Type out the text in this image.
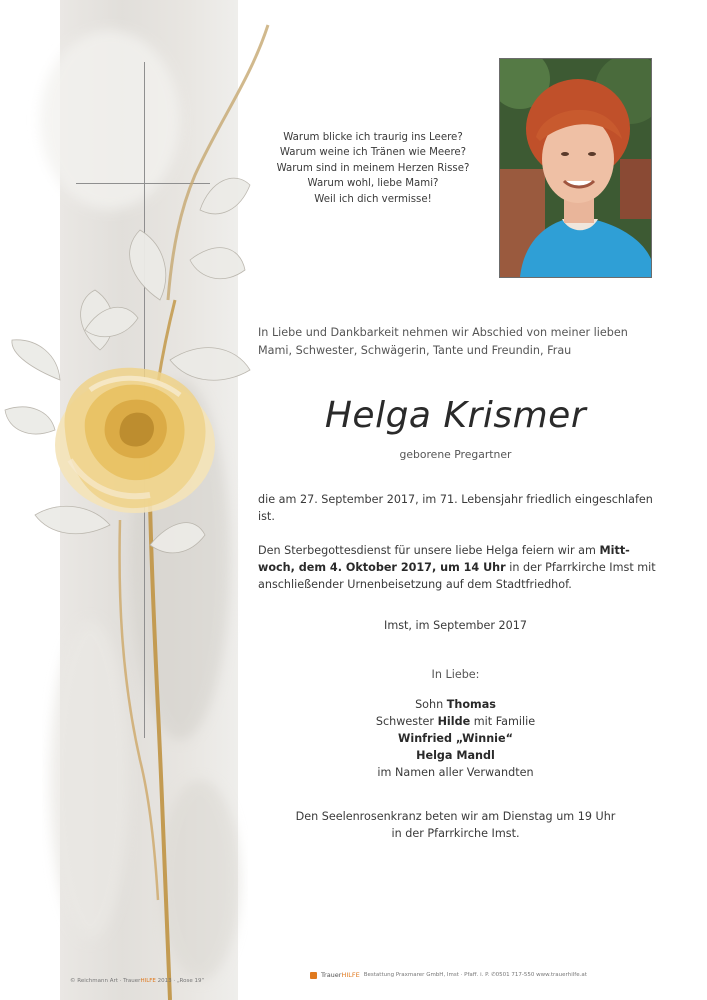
Warum blicke ich traurig ins Leere?
Warum weine ich Tränen wie Meere?
Warum sind in meinem Herzen Risse?
Warum wohl, liebe Mami?
Weil ich dich vermisse!
In Liebe und Dankbarkeit nehmen wir Abschied von meiner lieben
Mami, Schwester, Schwägerin, Tante und Freundin, Frau
Helga Krismer
geborene Pregartner
die am 27. September 2017, im 71. Lebensjahr friedlich eingeschlafen
ist.
Den Sterbegottesdienst für unsere liebe Helga feiern wir am Mitt-
woch, dem 4. Oktober 2017, um 14 Uhr in der Pfarrkirche Imst mit
anschließender Urnenbeisetzung auf dem Stadtfriedhof.
Imst, im September 2017
In Liebe:
Sohn Thomas
Schwester Hilde mit Familie
Winfried „Winnie“
Helga Mandl
im Namen aller Verwandten
Den Seelenrosenkranz beten wir am Dienstag um 19 Uhr
in der Pfarrkirche Imst.
© Reichmann Art · TrauerHILFE 2013 · „Rose 19“
TrauerHILFE Bestattung Praxmarer GmbH, Imst · Pfaff. i. P. ✆0501 717-550 www.trauerhilfe.at
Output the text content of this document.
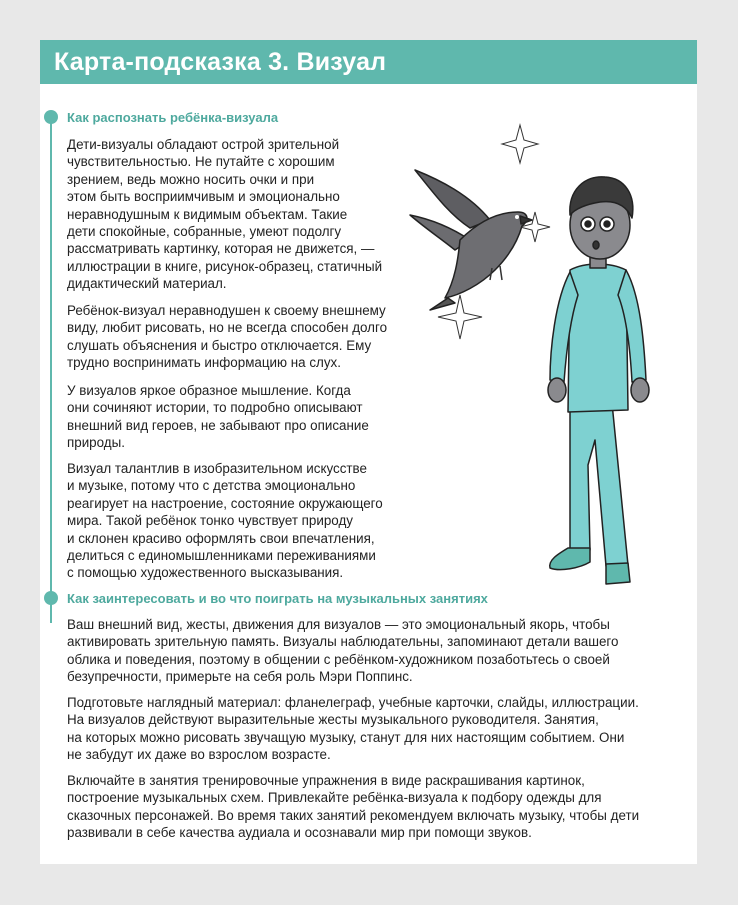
Карта-подсказка 3. Визуал
Как распознать ребёнка-визуала

Дети-визуалы обладают острой зрительной
чувствительностью. Не путайте с хорошим
зрением, ведь можно носить очки и при
этом быть восприимчивым и эмоционально
неравнодушным к видимым объектам. Такие
дети спокойные, собранные, умеют подолгу
рассматривать картинку, которая не движется, —
иллюстрации в книге, рисунок-образец, статичный
дидактический материал.

Ребёнок-визуал неравнодушен к своему внешнему
виду, любит рисовать, но не всегда способен долго
слушать объяснения и быстро отключается. Ему
трудно воспринимать информацию на слух.

У визуалов яркое образное мышление. Когда
они сочиняют истории, то подробно описывают
внешний вид героев, не забывают про описание
природы.

Визуал талантлив в изобразительном искусстве
и музыке, потому что с детства эмоционально
реагирует на настроение, состояние окружающего
мира. Такой ребёнок тонко чувствует природу
и склонен красиво оформлять свои впечатления,
делиться с единомышленниками переживаниями
с помощью художественного высказывания.

Как заинтересовать и во что поиграть на музыкальных занятиях

Ваш внешний вид, жесты, движения для визуалов — это эмоциональный якорь, чтобы
активировать зрительную память. Визуалы наблюдательны, запоминают детали вашего
облика и поведения, поэтому в общении с ребёнком-художником позаботьтесь о своей
безупречности, примерьте на себя роль Мэри Поппинс.

Подготовьте наглядный материал: фланелеграф, учебные карточки, слайды, иллюстрации.
На визуалов действуют выразительные жесты музыкального руководителя. Занятия,
на которых можно рисовать звучащую музыку, станут для них настоящим событием. Они
не забудут их даже во взрослом возрасте.

Включайте в занятия тренировочные упражнения в виде раскрашивания картинок,
построение музыкальных схем. Привлекайте ребёнка-визуала к подбору одежды для
сказочных персонажей. Во время таких занятий рекомендуем включать музыку, чтобы дети
развивали в себе качества аудиала и осознавали мир при помощи звуков.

◆ What the task requires
Using the material above, return every line exactly as it appears, minus the pictures.

◆ Written answer
Type out the text in this image.
Warum blicke ich traurig ins Leere?
Warum weine ich Tränen wie Meere?
Warum sind in meinem Herzen Risse?
Warum wohl, liebe Mami?
Weil ich dich vermisse!
In Liebe und Dankbarkeit nehmen wir Abschied von meiner lieben
Mami, Schwester, Schwägerin, Tante und Freundin, Frau
Helga Krismer
geborene Pregartner
die am 27. September 2017, im 71. Lebensjahr friedlich eingeschlafen
ist.
Den Sterbegottesdienst für unsere liebe Helga feiern wir am Mitt-
woch, dem 4. Oktober 2017, um 14 Uhr in der Pfarrkirche Imst mit
anschließender Urnenbeisetzung auf dem Stadtfriedhof.
Imst, im September 2017
In Liebe:
Sohn Thomas
Schwester Hilde mit Familie
Winfried „Winnie“
Helga Mandl
im Namen aller Verwandten
Den Seelenrosenkranz beten wir am Dienstag um 19 Uhr
in der Pfarrkirche Imst.
© Reichmann Art · TrauerHILFE 2013 · „Rose 19“
TrauerHILFE Bestattung Praxmarer GmbH, Imst · Pfaff. i. P. ✆0501 717-550 www.trauerhilfe.at
Output the text content of this document.
Карта-подсказка 3. Визуал
Как распознать ребёнка-визуала

Дети-визуалы обладают острой зрительной
чувствительностью. Не путайте с хорошим
зрением, ведь можно носить очки и при
этом быть восприимчивым и эмоционально
неравнодушным к видимым объектам. Такие
дети спокойные, собранные, умеют подолгу
рассматривать картинку, которая не движется, —
иллюстрации в книге, рисунок-образец, статичный
дидактический материал.

Ребёнок-визуал неравнодушен к своему внешнему
виду, любит рисовать, но не всегда способен долго
слушать объяснения и быстро отключается. Ему
трудно воспринимать информацию на слух.

У визуалов яркое образное мышление. Когда
они сочиняют истории, то подробно описывают
внешний вид героев, не забывают про описание
природы.

Визуал талантлив в изобразительном искусстве
и музыке, потому что с детства эмоционально
реагирует на настроение, состояние окружающего
мира. Такой ребёнок тонко чувствует природу
и склонен красиво оформлять свои впечатления,
делиться с единомышленниками переживаниями
с помощью художественного высказывания.

Как заинтересовать и во что поиграть на музыкальных занятиях

Ваш внешний вид, жесты, движения для визуалов — это эмоциональный якорь, чтобы
активировать зрительную память. Визуалы наблюдательны, запоминают детали вашего
облика и поведения, поэтому в общении с ребёнком-художником позаботьтесь о своей
безупречности, примерьте на себя роль Мэри Поппинс.

Подготовьте наглядный материал: фланелеграф, учебные карточки, слайды, иллюстрации.
На визуалов действуют выразительные жесты музыкального руководителя. Занятия,
на которых можно рисовать звучащую музыку, станут для них настоящим событием. Они
не забудут их даже во взрослом возрасте.

Включайте в занятия тренировочные упражнения в виде раскрашивания картинок,
построение музыкальных схем. Привлекайте ребёнка-визуала к подбору одежды для
сказочных персонажей. Во время таких занятий рекомендуем включать музыку, чтобы дети
развивали в себе качества аудиала и осознавали мир при помощи звуков.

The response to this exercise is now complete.